Task statement:
From the entries below, copy every line where the string "name" appears.

Input material:
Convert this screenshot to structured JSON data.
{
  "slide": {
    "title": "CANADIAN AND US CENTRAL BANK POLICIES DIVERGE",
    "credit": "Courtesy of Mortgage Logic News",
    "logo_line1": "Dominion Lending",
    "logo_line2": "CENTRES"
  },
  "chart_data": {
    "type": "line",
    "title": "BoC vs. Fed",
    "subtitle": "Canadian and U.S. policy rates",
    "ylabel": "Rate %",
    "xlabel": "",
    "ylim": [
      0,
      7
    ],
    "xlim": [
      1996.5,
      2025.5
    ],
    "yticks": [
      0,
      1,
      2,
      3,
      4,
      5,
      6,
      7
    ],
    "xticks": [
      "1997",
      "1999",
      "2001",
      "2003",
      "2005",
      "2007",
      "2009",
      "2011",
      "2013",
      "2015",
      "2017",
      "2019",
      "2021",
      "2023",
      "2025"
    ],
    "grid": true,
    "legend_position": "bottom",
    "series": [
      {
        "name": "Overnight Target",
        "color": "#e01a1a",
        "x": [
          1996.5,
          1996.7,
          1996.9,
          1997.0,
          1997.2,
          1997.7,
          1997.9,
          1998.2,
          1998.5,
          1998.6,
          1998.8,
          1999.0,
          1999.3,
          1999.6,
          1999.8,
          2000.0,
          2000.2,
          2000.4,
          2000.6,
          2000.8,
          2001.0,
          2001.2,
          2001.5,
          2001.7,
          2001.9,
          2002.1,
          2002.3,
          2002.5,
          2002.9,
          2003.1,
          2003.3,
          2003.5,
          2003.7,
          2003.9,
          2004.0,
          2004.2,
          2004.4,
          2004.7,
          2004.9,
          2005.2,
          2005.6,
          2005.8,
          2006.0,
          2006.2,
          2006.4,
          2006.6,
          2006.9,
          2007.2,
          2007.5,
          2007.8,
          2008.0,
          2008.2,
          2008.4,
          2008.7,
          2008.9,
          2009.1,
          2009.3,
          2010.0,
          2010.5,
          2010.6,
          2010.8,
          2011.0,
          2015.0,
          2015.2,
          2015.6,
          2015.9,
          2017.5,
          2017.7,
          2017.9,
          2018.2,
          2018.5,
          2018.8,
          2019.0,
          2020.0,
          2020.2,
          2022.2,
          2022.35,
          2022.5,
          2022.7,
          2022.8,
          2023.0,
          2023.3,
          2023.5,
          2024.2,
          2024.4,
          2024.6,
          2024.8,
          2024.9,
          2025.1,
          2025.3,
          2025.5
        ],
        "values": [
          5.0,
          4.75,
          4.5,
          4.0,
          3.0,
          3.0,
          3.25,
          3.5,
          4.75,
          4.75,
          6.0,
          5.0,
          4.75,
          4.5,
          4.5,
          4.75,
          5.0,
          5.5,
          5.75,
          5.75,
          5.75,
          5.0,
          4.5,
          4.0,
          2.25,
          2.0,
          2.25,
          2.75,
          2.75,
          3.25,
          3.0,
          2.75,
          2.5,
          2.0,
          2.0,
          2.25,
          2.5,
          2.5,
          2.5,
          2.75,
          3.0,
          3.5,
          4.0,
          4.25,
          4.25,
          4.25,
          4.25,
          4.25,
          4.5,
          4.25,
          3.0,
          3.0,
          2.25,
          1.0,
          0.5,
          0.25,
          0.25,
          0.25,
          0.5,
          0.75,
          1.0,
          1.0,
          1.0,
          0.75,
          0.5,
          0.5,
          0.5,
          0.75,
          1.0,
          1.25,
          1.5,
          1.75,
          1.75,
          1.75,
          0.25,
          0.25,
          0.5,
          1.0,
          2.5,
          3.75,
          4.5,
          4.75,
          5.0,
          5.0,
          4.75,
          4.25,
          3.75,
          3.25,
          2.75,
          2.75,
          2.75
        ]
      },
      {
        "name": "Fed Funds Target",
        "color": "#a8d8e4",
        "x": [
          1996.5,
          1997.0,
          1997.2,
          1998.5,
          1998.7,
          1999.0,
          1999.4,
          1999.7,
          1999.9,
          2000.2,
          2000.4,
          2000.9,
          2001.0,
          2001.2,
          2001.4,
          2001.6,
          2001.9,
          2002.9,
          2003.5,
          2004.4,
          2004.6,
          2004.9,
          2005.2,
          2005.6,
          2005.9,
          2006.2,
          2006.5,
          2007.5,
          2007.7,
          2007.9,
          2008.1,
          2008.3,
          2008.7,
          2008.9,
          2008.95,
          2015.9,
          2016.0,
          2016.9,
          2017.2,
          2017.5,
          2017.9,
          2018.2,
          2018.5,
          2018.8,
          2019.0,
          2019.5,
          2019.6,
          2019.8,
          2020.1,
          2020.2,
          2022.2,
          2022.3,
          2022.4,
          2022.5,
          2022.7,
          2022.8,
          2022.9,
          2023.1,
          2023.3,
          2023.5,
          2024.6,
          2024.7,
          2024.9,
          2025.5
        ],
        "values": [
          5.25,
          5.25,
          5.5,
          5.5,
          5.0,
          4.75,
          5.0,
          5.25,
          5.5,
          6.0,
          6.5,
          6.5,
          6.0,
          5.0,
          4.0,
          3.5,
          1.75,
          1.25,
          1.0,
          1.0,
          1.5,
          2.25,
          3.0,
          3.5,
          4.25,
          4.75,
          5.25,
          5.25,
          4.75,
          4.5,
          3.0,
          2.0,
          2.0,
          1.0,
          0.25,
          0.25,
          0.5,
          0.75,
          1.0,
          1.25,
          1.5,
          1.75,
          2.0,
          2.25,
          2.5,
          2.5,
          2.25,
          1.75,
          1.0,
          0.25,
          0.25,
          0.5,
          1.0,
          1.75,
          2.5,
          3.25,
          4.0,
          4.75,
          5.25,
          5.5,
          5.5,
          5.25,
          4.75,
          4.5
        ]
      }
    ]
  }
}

Correct output:
        "name": "Overnight Target",
        "name": "Fed Funds Target",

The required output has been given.